Given instruction:
Skip the pictures. Repeat everything else in the records word for word.

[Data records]
========================================
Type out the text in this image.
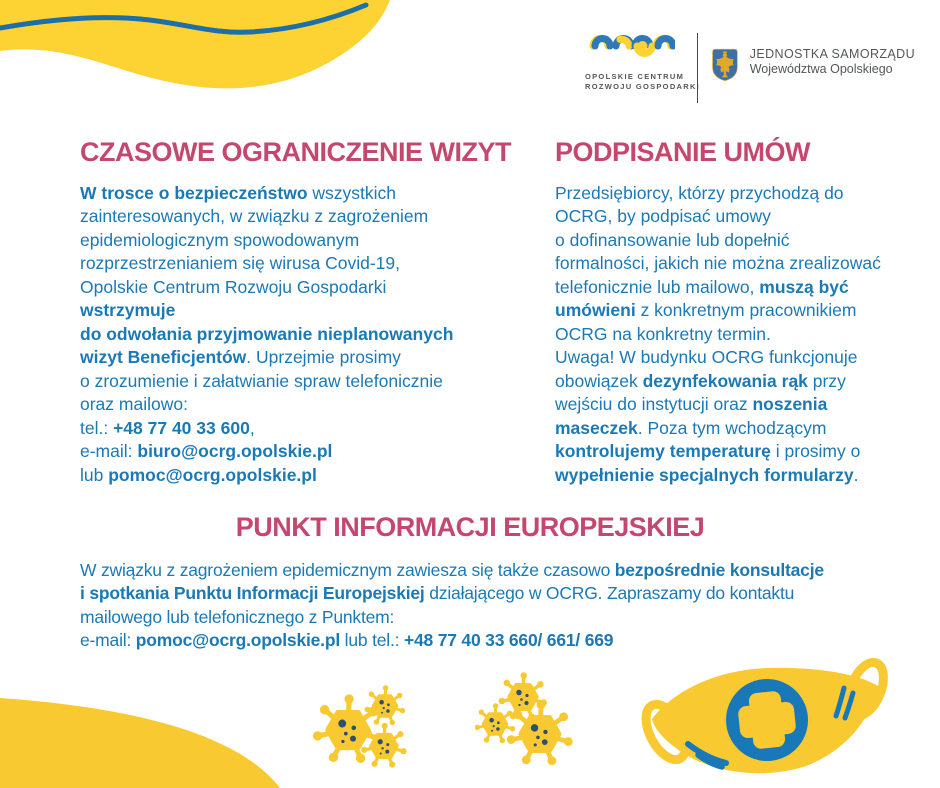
OPOLSKIE CENTRUM
ROZWOJU GOSPODARKI
JEDNOSTKA SAMORZĄDU
Województwa Opolskiego
CZASOWE OGRANICZENIE WIZYT

W trosce o bezpieczeństwo wszystkich
zainteresowanych, w związku z zagrożeniem
epidemiologicznym spowodowanym
rozprzestrzenianiem się wirusa Covid-19,
Opolskie Centrum Rozwoju Gospodarki
wstrzymuje
do odwołania przyjmowanie nieplanowanych
wizyt Beneficjentów. Uprzejmie prosimy
o zrozumienie i załatwianie spraw telefonicznie
oraz mailowo:
tel.: +48 77 40 33 600,
e-mail: biuro@ocrg.opolskie.pl
lub pomoc@ocrg.opolskie.pl

PODPISANIE UMÓW

Przedsiębiorcy, którzy przychodzą do
OCRG, by podpisać umowy
o dofinansowanie lub dopełnić
formalności, jakich nie można zrealizować
telefonicznie lub mailowo, muszą być
umówieni z konkretnym pracownikiem
OCRG na konkretny termin.
Uwaga! W budynku OCRG funkcjonuje
obowiązek dezynfekowania rąk przy
wejściu do instytucji oraz noszenia
maseczek. Poza tym wchodzącym
kontrolujemy temperaturę i prosimy o
wypełnienie specjalnych formularzy.

PUNKT INFORMACJI EUROPEJSKIEJ

W związku z zagrożeniem epidemicznym zawiesza się także czasowo bezpośrednie konsultacje
i spotkania Punktu Informacji Europejskiej działającego w OCRG. Zapraszamy do kontaktu
mailowego lub telefonicznego z Punktem:
e-mail: pomoc@ocrg.opolskie.pl lub tel.: +48 77 40 33 660/ 661/ 669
========================================
Task response:
Type out the text in this image.
OPOLSKIE CENTRUM
ROZWOJU GOSPODARKI
JEDNOSTKA SAMORZĄDU
Województwa Opolskiego
CZASOWE OGRANICZENIE WIZYT

W trosce o bezpieczeństwo wszystkich
zainteresowanych, w związku z zagrożeniem
epidemiologicznym spowodowanym
rozprzestrzenianiem się wirusa Covid-19,
Opolskie Centrum Rozwoju Gospodarki
wstrzymuje
do odwołania przyjmowanie nieplanowanych
wizyt Beneficjentów. Uprzejmie prosimy
o zrozumienie i załatwianie spraw telefonicznie
oraz mailowo:
tel.: +48 77 40 33 600,
e-mail: biuro@ocrg.opolskie.pl
lub pomoc@ocrg.opolskie.pl

PODPISANIE UMÓW

Przedsiębiorcy, którzy przychodzą do
OCRG, by podpisać umowy
o dofinansowanie lub dopełnić
formalności, jakich nie można zrealizować
telefonicznie lub mailowo, muszą być
umówieni z konkretnym pracownikiem
OCRG na konkretny termin.
Uwaga! W budynku OCRG funkcjonuje
obowiązek dezynfekowania rąk przy
wejściu do instytucji oraz noszenia
maseczek. Poza tym wchodzącym
kontrolujemy temperaturę i prosimy o
wypełnienie specjalnych formularzy.

PUNKT INFORMACJI EUROPEJSKIEJ

W związku z zagrożeniem epidemicznym zawiesza się także czasowo bezpośrednie konsultacje
i spotkania Punktu Informacji Europejskiej działającego w OCRG. Zapraszamy do kontaktu
mailowego lub telefonicznego z Punktem:
e-mail: pomoc@ocrg.opolskie.pl lub tel.: +48 77 40 33 660/ 661/ 669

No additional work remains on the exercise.